### Chart and figure data
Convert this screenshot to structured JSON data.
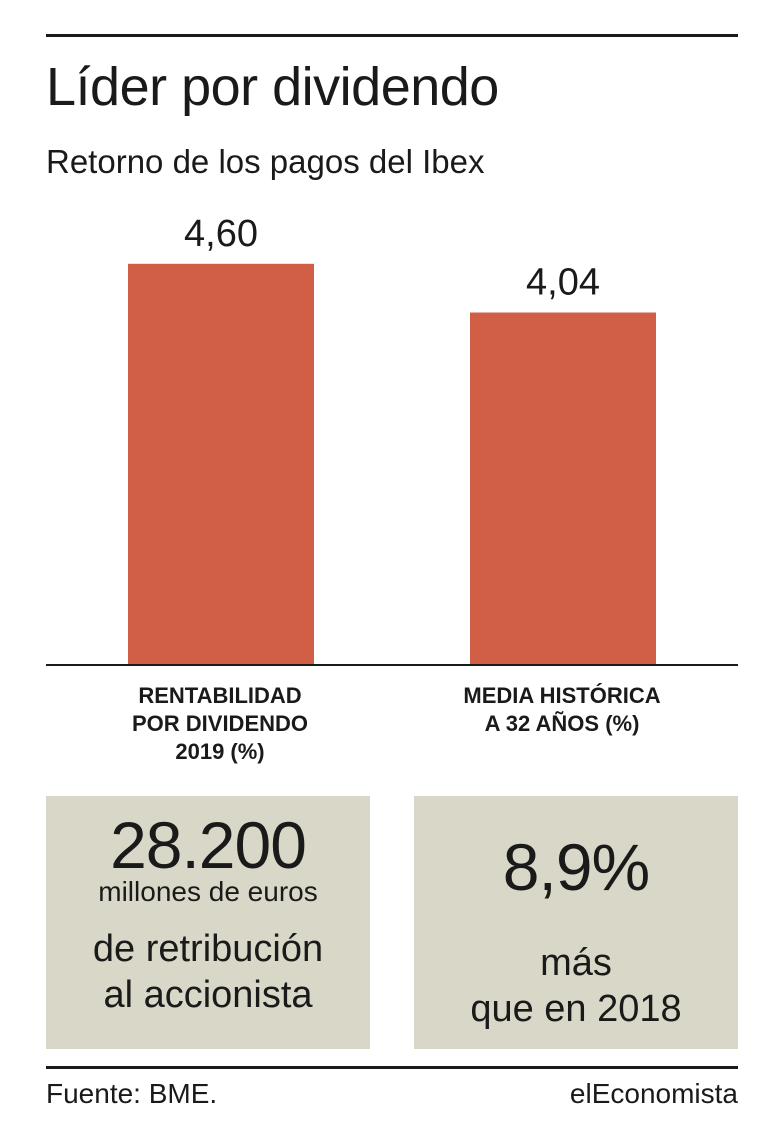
{
  "header": {
    "title": "Líder por dividendo",
    "subtitle": "Retorno de los pagos del Ibex"
  },
  "chart_data": {
    "type": "bar",
    "title": "Líder por dividendo",
    "subtitle": "Retorno de los pagos del Ibex",
    "categories": [
      "RENTABILIDAD POR DIVIDENDO 2019 (%)",
      "MEDIA HISTÓRICA A 32 AÑOS (%)"
    ],
    "category_lines": [
      [
        "RENTABILIDAD",
        "POR DIVIDENDO",
        "2019 (%)"
      ],
      [
        "MEDIA HISTÓRICA",
        "A 32 AÑOS (%)"
      ]
    ],
    "values": [
      4.6,
      4.04
    ],
    "value_labels": [
      "4,60",
      "4,04"
    ],
    "bar_color": "#d05f45",
    "ylim": [
      0,
      5
    ],
    "grid": false,
    "legend": "none"
  },
  "stats": [
    {
      "value": "28.200",
      "unit": "millones de euros",
      "desc_line1": "de retribución",
      "desc_line2": "al accionista"
    },
    {
      "value": "8,9%",
      "desc_line1": "más",
      "desc_line2": "que en 2018"
    }
  ],
  "footer": {
    "source": "Fuente: BME.",
    "brand": "elEconomista"
  },
  "colors": {
    "bar": "#d05f45",
    "box_background": "#d9d8c8",
    "text": "#1a1a1a"
  }
}
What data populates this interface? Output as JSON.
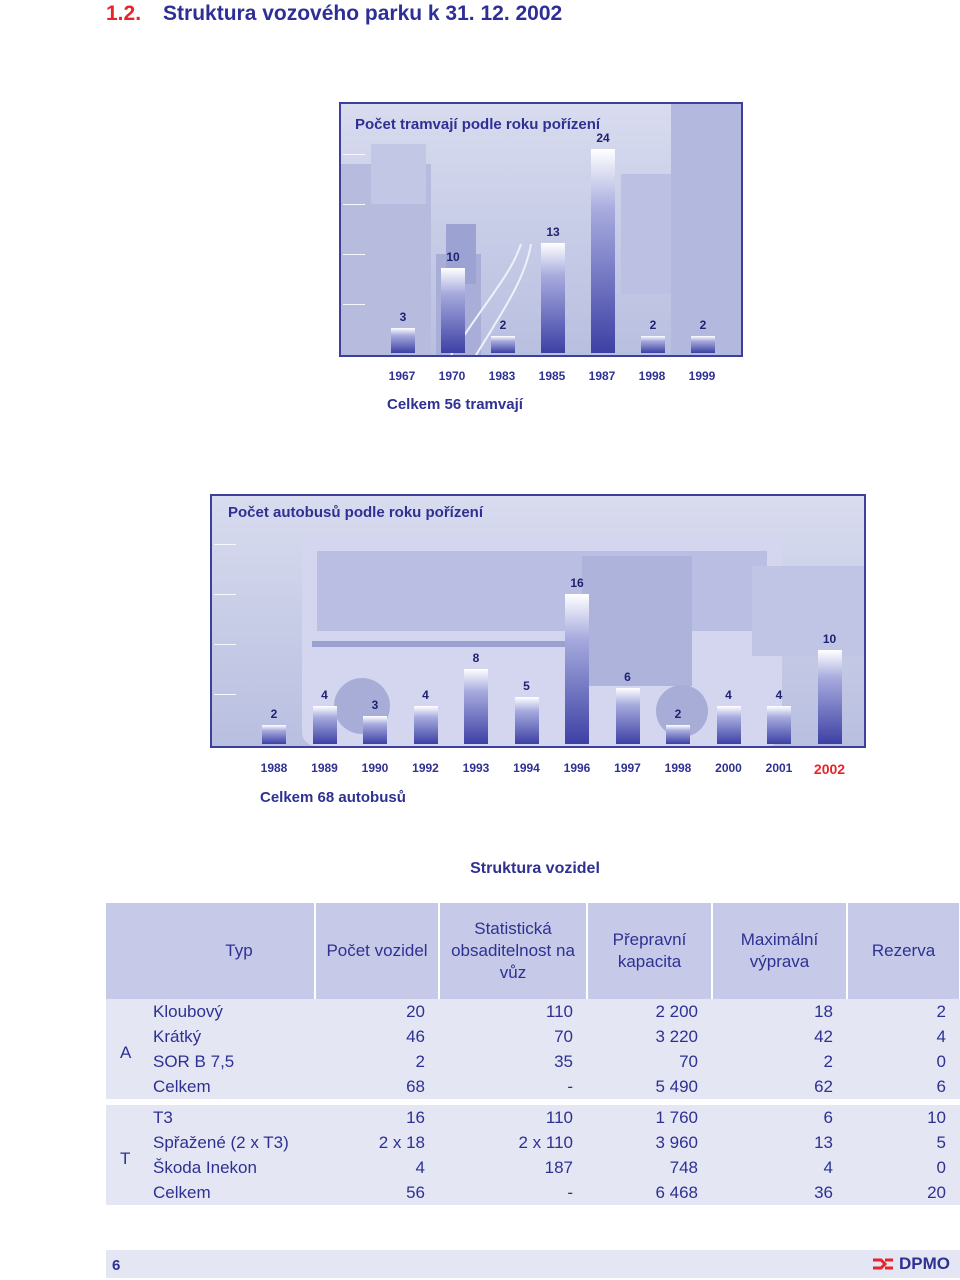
{
  "page": {
    "section_number": "1.2.",
    "section_title": "Struktura vozového parku k 31. 12. 2002",
    "page_number": "6",
    "logo_text": "DPMO"
  },
  "colors": {
    "accent_red": "#e8232a",
    "brand_blue": "#2e3192",
    "chart_bg": "#c6cbe6"
  },
  "chart_data": [
    {
      "type": "bar",
      "title": "Počet tramvají podle roku pořízení",
      "categories": [
        "1967",
        "1970",
        "1983",
        "1985",
        "1987",
        "1998",
        "1999"
      ],
      "values": [
        3,
        10,
        2,
        13,
        24,
        2,
        2
      ],
      "xlabel": "",
      "ylabel": "",
      "total_label": "Celkem 56 tramvají",
      "legend": "none",
      "grid": false
    },
    {
      "type": "bar",
      "title": "Počet autobusů podle roku pořízení",
      "categories": [
        "1988",
        "1989",
        "1990",
        "1992",
        "1993",
        "1994",
        "1996",
        "1997",
        "1998",
        "2000",
        "2001",
        "2002"
      ],
      "values": [
        2,
        4,
        3,
        4,
        8,
        5,
        16,
        6,
        2,
        4,
        4,
        10
      ],
      "highlight_category": "2002",
      "xlabel": "",
      "ylabel": "",
      "total_label": "Celkem 68 autobusů",
      "legend": "none",
      "grid": false
    }
  ],
  "table": {
    "title": "Struktura vozidel",
    "headers": [
      "Typ",
      "Počet vozidel",
      "Statistická obsaditelnost na vůz",
      "Přepravní kapacita",
      "Maximální výprava",
      "Rezerva"
    ],
    "groups": [
      {
        "label": "A",
        "rows": [
          [
            "Kloubový",
            "20",
            "110",
            "2 200",
            "18",
            "2"
          ],
          [
            "Krátký",
            "46",
            "70",
            "3 220",
            "42",
            "4"
          ],
          [
            "SOR B 7,5",
            "2",
            "35",
            "70",
            "2",
            "0"
          ],
          [
            "Celkem",
            "68",
            "-",
            "5 490",
            "62",
            "6"
          ]
        ]
      },
      {
        "label": "T",
        "rows": [
          [
            "T3",
            "16",
            "110",
            "1 760",
            "6",
            "10"
          ],
          [
            "Spřažené (2 x T3)",
            "2 x 18",
            "2 x 110",
            "3 960",
            "13",
            "5"
          ],
          [
            "Škoda Inekon",
            "4",
            "187",
            "748",
            "4",
            "0"
          ],
          [
            "Celkem",
            "56",
            "-",
            "6 468",
            "36",
            "20"
          ]
        ]
      }
    ]
  }
}
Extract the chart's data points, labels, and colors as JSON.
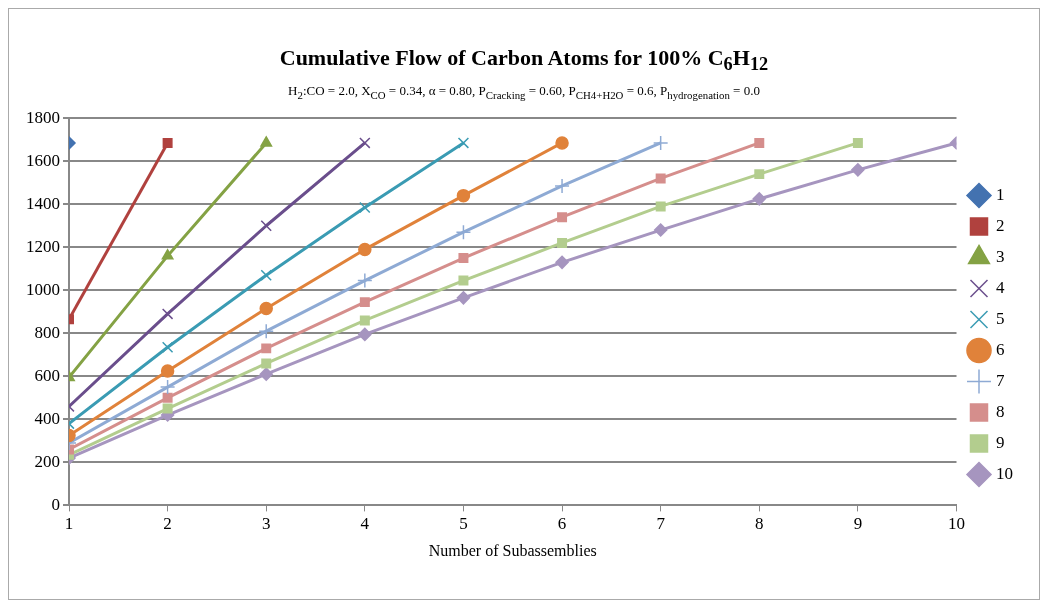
{
  "chart_data": {
    "type": "line",
    "title": "Cumulative Flow of Carbon Atoms for 100% C$_{6}$H$_{12}$",
    "subtitle": "H$_{2}$:CO = 2.0,  X$_{CO}$ = 0.34,  α = 0.80,  P$_{Cracking}$ = 0.60,  P$_{CH4+H2O}$ = 0.6,  P$_{hydrogenation}$ = 0.0",
    "xlabel": "Number of Subassemblies",
    "xlim": [
      1,
      10
    ],
    "xticks": [
      1,
      2,
      3,
      4,
      5,
      6,
      7,
      8,
      9,
      10
    ],
    "ylim": [
      0,
      1800
    ],
    "yticks": [
      0,
      200,
      400,
      600,
      800,
      1000,
      1200,
      1400,
      1600,
      1800
    ],
    "grid": "y",
    "legend": "right",
    "series": [
      {
        "name": "1",
        "color": "#4372b0",
        "marker": "diamond",
        "x": [
          1
        ],
        "values": [
          1685
        ]
      },
      {
        "name": "2",
        "color": "#b0413e",
        "marker": "square",
        "x": [
          1,
          2
        ],
        "values": [
          865,
          1685
        ]
      },
      {
        "name": "3",
        "color": "#84a244",
        "marker": "triangle",
        "x": [
          1,
          2,
          3
        ],
        "values": [
          595,
          1160,
          1685
        ]
      },
      {
        "name": "4",
        "color": "#6a4e8c",
        "marker": "cross",
        "x": [
          1,
          2,
          3,
          4
        ],
        "values": [
          460,
          890,
          1300,
          1685
        ]
      },
      {
        "name": "5",
        "color": "#3a9bb3",
        "marker": "cross",
        "x": [
          1,
          2,
          3,
          4,
          5
        ],
        "values": [
          380,
          735,
          1070,
          1385,
          1685
        ]
      },
      {
        "name": "6",
        "color": "#e0823a",
        "marker": "circle",
        "x": [
          1,
          2,
          3,
          4,
          5,
          6
        ],
        "values": [
          325,
          625,
          915,
          1190,
          1440,
          1685
        ]
      },
      {
        "name": "7",
        "color": "#8eaad4",
        "marker": "plus",
        "x": [
          1,
          2,
          3,
          4,
          5,
          6,
          7
        ],
        "values": [
          290,
          550,
          810,
          1045,
          1270,
          1485,
          1685
        ]
      },
      {
        "name": "8",
        "color": "#d58e8c",
        "marker": "square",
        "x": [
          1,
          2,
          3,
          4,
          5,
          6,
          7,
          8
        ],
        "values": [
          260,
          500,
          730,
          945,
          1150,
          1340,
          1520,
          1685
        ]
      },
      {
        "name": "9",
        "color": "#b3cd8e",
        "marker": "square",
        "x": [
          1,
          2,
          3,
          4,
          5,
          6,
          7,
          8,
          9
        ],
        "values": [
          235,
          450,
          660,
          860,
          1045,
          1220,
          1390,
          1540,
          1685
        ]
      },
      {
        "name": "10",
        "color": "#a695bf",
        "marker": "diamond",
        "x": [
          1,
          2,
          3,
          4,
          5,
          6,
          7,
          8,
          9,
          10
        ],
        "values": [
          220,
          420,
          610,
          795,
          965,
          1130,
          1280,
          1425,
          1560,
          1685
        ]
      }
    ]
  }
}
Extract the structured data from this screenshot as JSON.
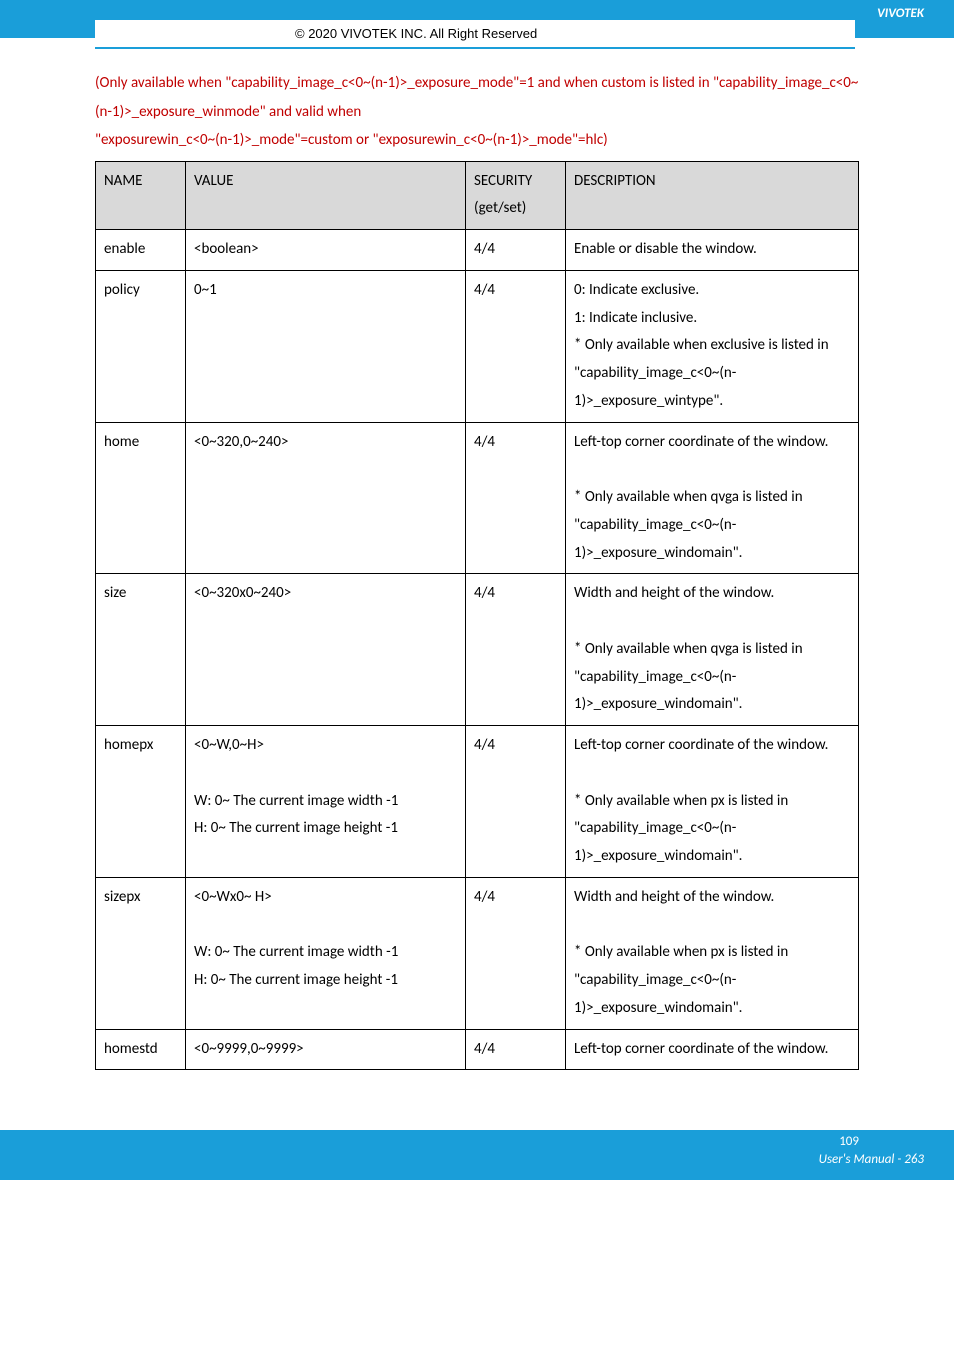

### WORK REQUIRED
Print each line of the material above exactly, with the pictures removed from your copy.

### CORRECT RESULT
Convert this screenshot to structured JSON data.
{
  "header": {
    "title": "Líder por dividendo",
    "subtitle": "Retorno de los pagos del Ibex"
  },
  "chart_data": {
    "type": "bar",
    "title": "Líder por dividendo",
    "subtitle": "Retorno de los pagos del Ibex",
    "categories": [
      "RENTABILIDAD POR DIVIDENDO 2019 (%)",
      "MEDIA HISTÓRICA A 32 AÑOS (%)"
    ],
    "category_lines": [
      [
        "RENTABILIDAD",
        "POR DIVIDENDO",
        "2019 (%)"
      ],
      [
        "MEDIA HISTÓRICA",
        "A 32 AÑOS (%)"
      ]
    ],
    "values": [
      4.6,
      4.04
    ],
    "value_labels": [
      "4,60",
      "4,04"
    ],
    "bar_color": "#d05f45",
    "ylim": [
      0,
      5
    ],
    "grid": false,
    "legend": "none"
  },
  "stats": [
    {
      "value": "28.200",
      "unit": "millones de euros",
      "desc_line1": "de retribución",
      "desc_line2": "al accionista"
    },
    {
      "value": "8,9%",
      "desc_line1": "más",
      "desc_line2": "que en 2018"
    }
  ],
  "footer": {
    "source": "Fuente: BME.",
    "brand": "elEconomista"
  },
  "colors": {
    "bar": "#d05f45",
    "box_background": "#d9d8c8",
    "text": "#1a1a1a"
  }
}
What data populates this interface? Output as JSON.
{
  "page": {
    "section_number": "1.2.",
    "section_title": "Struktura vozového parku k 31. 12. 2002",
    "page_number": "6",
    "logo_text": "DPMO"
  },
  "colors": {
    "accent_red": "#e8232a",
    "brand_blue": "#2e3192",
    "chart_bg": "#c6cbe6"
  },
  "chart_data": [
    {
      "type": "bar",
      "title": "Počet tramvají podle roku pořízení",
      "categories": [
        "1967",
        "1970",
        "1983",
        "1985",
        "1987",
        "1998",
        "1999"
      ],
      "values": [
        3,
        10,
        2,
        13,
        24,
        2,
        2
      ],
      "xlabel": "",
      "ylabel": "",
      "total_label": "Celkem 56 tramvají",
      "legend": "none",
      "grid": false
    },
    {
      "type": "bar",
      "title": "Počet autobusů podle roku pořízení",
      "categories": [
        "1988",
        "1989",
        "1990",
        "1992",
        "1993",
        "1994",
        "1996",
        "1997",
        "1998",
        "2000",
        "2001",
        "2002"
      ],
      "values": [
        2,
        4,
        3,
        4,
        8,
        5,
        16,
        6,
        2,
        4,
        4,
        10
      ],
      "highlight_category": "2002",
      "xlabel": "",
      "ylabel": "",
      "total_label": "Celkem 68 autobusů",
      "legend": "none",
      "grid": false
    }
  ],
  "table": {
    "title": "Struktura vozidel",
    "headers": [
      "Typ",
      "Počet vozidel",
      "Statistická obsaditelnost na vůz",
      "Přepravní kapacita",
      "Maximální výprava",
      "Rezerva"
    ],
    "groups": [
      {
        "label": "A",
        "rows": [
          [
            "Kloubový",
            "20",
            "110",
            "2 200",
            "18",
            "2"
          ],
          [
            "Krátký",
            "46",
            "70",
            "3 220",
            "42",
            "4"
          ],
          [
            "SOR B 7,5",
            "2",
            "35",
            "70",
            "2",
            "0"
          ],
          [
            "Celkem",
            "68",
            "-",
            "5 490",
            "62",
            "6"
          ]
        ]
      },
      {
        "label": "T",
        "rows": [
          [
            "T3",
            "16",
            "110",
            "1 760",
            "6",
            "10"
          ],
          [
            "Spřažené (2 x T3)",
            "2 x 18",
            "2 x 110",
            "3 960",
            "13",
            "5"
          ],
          [
            "Škoda Inekon",
            "4",
            "187",
            "748",
            "4",
            "0"
          ],
          [
            "Celkem",
            "56",
            "-",
            "6 468",
            "36",
            "20"
          ]
        ]
      }
    ]
  }
}
Extract the chart's data points, labels, and colors as JSON.
{
  "chart_data": {
    "type": "line",
    "title": "Cumulative Flow of Carbon Atoms for 100% C$_{6}$H$_{12}$",
    "subtitle": "H$_{2}$:CO = 2.0,  X$_{CO}$ = 0.34,  α = 0.80,  P$_{Cracking}$ = 0.60,  P$_{CH4+H2O}$ = 0.6,  P$_{hydrogenation}$ = 0.0",
    "xlabel": "Number of Subassemblies",
    "xlim": [
      1,
      10
    ],
    "xticks": [
      1,
      2,
      3,
      4,
      5,
      6,
      7,
      8,
      9,
      10
    ],
    "ylim": [
      0,
      1800
    ],
    "yticks": [
      0,
      200,
      400,
      600,
      800,
      1000,
      1200,
      1400,
      1600,
      1800
    ],
    "grid": "y",
    "legend": "right",
    "series": [
      {
        "name": "1",
        "color": "#4372b0",
        "marker": "diamond",
        "x": [
          1
        ],
        "values": [
          1685
        ]
      },
      {
        "name": "2",
        "color": "#b0413e",
        "marker": "square",
        "x": [
          1,
          2
        ],
        "values": [
          865,
          1685
        ]
      },
      {
        "name": "3",
        "color": "#84a244",
        "marker": "triangle",
        "x": [
          1,
          2,
          3
        ],
        "values": [
          595,
          1160,
          1685
        ]
      },
      {
        "name": "4",
        "color": "#6a4e8c",
        "marker": "cross",
        "x": [
          1,
          2,
          3,
          4
        ],
        "values": [
          460,
          890,
          1300,
          1685
        ]
      },
      {
        "name": "5",
        "color": "#3a9bb3",
        "marker": "cross",
        "x": [
          1,
          2,
          3,
          4,
          5
        ],
        "values": [
          380,
          735,
          1070,
          1385,
          1685
        ]
      },
      {
        "name": "6",
        "color": "#e0823a",
        "marker": "circle",
        "x": [
          1,
          2,
          3,
          4,
          5,
          6
        ],
        "values": [
          325,
          625,
          915,
          1190,
          1440,
          1685
        ]
      },
      {
        "name": "7",
        "color": "#8eaad4",
        "marker": "plus",
        "x": [
          1,
          2,
          3,
          4,
          5,
          6,
          7
        ],
        "values": [
          290,
          550,
          810,
          1045,
          1270,
          1485,
          1685
        ]
      },
      {
        "name": "8",
        "color": "#d58e8c",
        "marker": "square",
        "x": [
          1,
          2,
          3,
          4,
          5,
          6,
          7,
          8
        ],
        "values": [
          260,
          500,
          730,
          945,
          1150,
          1340,
          1520,
          1685
        ]
      },
      {
        "name": "9",
        "color": "#b3cd8e",
        "marker": "square",
        "x": [
          1,
          2,
          3,
          4,
          5,
          6,
          7,
          8,
          9
        ],
        "values": [
          235,
          450,
          660,
          860,
          1045,
          1220,
          1390,
          1540,
          1685
        ]
      },
      {
        "name": "10",
        "color": "#a695bf",
        "marker": "diamond",
        "x": [
          1,
          2,
          3,
          4,
          5,
          6,
          7,
          8,
          9,
          10
        ],
        "values": [
          220,
          420,
          610,
          795,
          965,
          1130,
          1280,
          1425,
          1560,
          1685
        ]
      }
    ]
  }
}
Extract the structured data from this screenshot as JSON.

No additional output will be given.